### [GIVEN TASK]
Transcribe every line, keeping it exact.

[start]

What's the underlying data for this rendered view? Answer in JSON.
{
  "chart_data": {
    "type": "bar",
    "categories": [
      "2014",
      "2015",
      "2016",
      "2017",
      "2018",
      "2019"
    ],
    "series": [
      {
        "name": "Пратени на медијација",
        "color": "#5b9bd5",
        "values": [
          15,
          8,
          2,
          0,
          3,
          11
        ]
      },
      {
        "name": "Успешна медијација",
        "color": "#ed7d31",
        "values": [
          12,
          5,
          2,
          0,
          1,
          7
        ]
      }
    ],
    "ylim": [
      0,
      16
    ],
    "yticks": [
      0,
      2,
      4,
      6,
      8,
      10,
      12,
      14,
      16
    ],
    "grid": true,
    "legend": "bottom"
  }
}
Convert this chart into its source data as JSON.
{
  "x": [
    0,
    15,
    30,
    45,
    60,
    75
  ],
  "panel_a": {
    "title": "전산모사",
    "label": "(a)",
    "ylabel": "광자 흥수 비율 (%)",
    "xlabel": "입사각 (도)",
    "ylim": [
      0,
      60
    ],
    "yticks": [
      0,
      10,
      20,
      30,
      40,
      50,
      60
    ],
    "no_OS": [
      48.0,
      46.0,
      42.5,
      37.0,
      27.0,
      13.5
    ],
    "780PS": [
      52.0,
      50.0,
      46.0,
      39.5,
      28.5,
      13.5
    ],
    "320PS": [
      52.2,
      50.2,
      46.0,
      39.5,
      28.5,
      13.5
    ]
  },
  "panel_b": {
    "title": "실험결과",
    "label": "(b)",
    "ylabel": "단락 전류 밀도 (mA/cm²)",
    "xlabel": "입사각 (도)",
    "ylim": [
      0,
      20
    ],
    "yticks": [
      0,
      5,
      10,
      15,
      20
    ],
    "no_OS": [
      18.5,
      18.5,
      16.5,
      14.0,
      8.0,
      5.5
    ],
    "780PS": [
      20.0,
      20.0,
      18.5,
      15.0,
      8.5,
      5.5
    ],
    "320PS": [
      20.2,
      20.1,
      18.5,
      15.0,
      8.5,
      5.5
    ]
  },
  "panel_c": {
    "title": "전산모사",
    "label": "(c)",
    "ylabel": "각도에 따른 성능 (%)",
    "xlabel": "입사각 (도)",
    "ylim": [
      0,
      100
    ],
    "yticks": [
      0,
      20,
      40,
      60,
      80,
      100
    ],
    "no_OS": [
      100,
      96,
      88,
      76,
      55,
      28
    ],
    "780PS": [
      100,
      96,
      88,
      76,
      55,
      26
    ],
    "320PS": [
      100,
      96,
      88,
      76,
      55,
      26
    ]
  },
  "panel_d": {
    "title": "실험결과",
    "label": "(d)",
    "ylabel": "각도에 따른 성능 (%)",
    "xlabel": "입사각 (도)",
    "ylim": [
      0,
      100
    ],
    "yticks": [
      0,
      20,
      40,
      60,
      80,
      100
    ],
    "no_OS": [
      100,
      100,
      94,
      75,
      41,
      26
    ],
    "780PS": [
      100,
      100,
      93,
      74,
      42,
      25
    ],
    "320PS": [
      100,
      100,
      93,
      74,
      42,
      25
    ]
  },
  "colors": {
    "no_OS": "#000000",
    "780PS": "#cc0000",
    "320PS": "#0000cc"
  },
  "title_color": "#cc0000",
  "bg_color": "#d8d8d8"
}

[end]

### [ANSWER TO THIS TASK]
What's the underlying data for this rendered view? Answer in JSON.
{
  "chart_data": {
    "type": "bar",
    "categories": [
      "2014",
      "2015",
      "2016",
      "2017",
      "2018",
      "2019"
    ],
    "series": [
      {
        "name": "Пратени на медијација",
        "color": "#5b9bd5",
        "values": [
          15,
          8,
          2,
          0,
          3,
          11
        ]
      },
      {
        "name": "Успешна медијација",
        "color": "#ed7d31",
        "values": [
          12,
          5,
          2,
          0,
          1,
          7
        ]
      }
    ],
    "ylim": [
      0,
      16
    ],
    "yticks": [
      0,
      2,
      4,
      6,
      8,
      10,
      12,
      14,
      16
    ],
    "grid": true,
    "legend": "bottom"
  }
}
Convert this chart into its source data as JSON.
{
  "x": [
    0,
    15,
    30,
    45,
    60,
    75
  ],
  "panel_a": {
    "title": "전산모사",
    "label": "(a)",
    "ylabel": "광자 흥수 비율 (%)",
    "xlabel": "입사각 (도)",
    "ylim": [
      0,
      60
    ],
    "yticks": [
      0,
      10,
      20,
      30,
      40,
      50,
      60
    ],
    "no_OS": [
      48.0,
      46.0,
      42.5,
      37.0,
      27.0,
      13.5
    ],
    "780PS": [
      52.0,
      50.0,
      46.0,
      39.5,
      28.5,
      13.5
    ],
    "320PS": [
      52.2,
      50.2,
      46.0,
      39.5,
      28.5,
      13.5
    ]
  },
  "panel_b": {
    "title": "실험결과",
    "label": "(b)",
    "ylabel": "단락 전류 밀도 (mA/cm²)",
    "xlabel": "입사각 (도)",
    "ylim": [
      0,
      20
    ],
    "yticks": [
      0,
      5,
      10,
      15,
      20
    ],
    "no_OS": [
      18.5,
      18.5,
      16.5,
      14.0,
      8.0,
      5.5
    ],
    "780PS": [
      20.0,
      20.0,
      18.5,
      15.0,
      8.5,
      5.5
    ],
    "320PS": [
      20.2,
      20.1,
      18.5,
      15.0,
      8.5,
      5.5
    ]
  },
  "panel_c": {
    "title": "전산모사",
    "label": "(c)",
    "ylabel": "각도에 따른 성능 (%)",
    "xlabel": "입사각 (도)",
    "ylim": [
      0,
      100
    ],
    "yticks": [
      0,
      20,
      40,
      60,
      80,
      100
    ],
    "no_OS": [
      100,
      96,
      88,
      76,
      55,
      28
    ],
    "780PS": [
      100,
      96,
      88,
      76,
      55,
      26
    ],
    "320PS": [
      100,
      96,
      88,
      76,
      55,
      26
    ]
  },
  "panel_d": {
    "title": "실험결과",
    "label": "(d)",
    "ylabel": "각도에 따른 성능 (%)",
    "xlabel": "입사각 (도)",
    "ylim": [
      0,
      100
    ],
    "yticks": [
      0,
      20,
      40,
      60,
      80,
      100
    ],
    "no_OS": [
      100,
      100,
      94,
      75,
      41,
      26
    ],
    "780PS": [
      100,
      100,
      93,
      74,
      42,
      25
    ],
    "320PS": [
      100,
      100,
      93,
      74,
      42,
      25
    ]
  },
  "colors": {
    "no_OS": "#000000",
    "780PS": "#cc0000",
    "320PS": "#0000cc"
  },
  "title_color": "#cc0000",
  "bg_color": "#d8d8d8"
}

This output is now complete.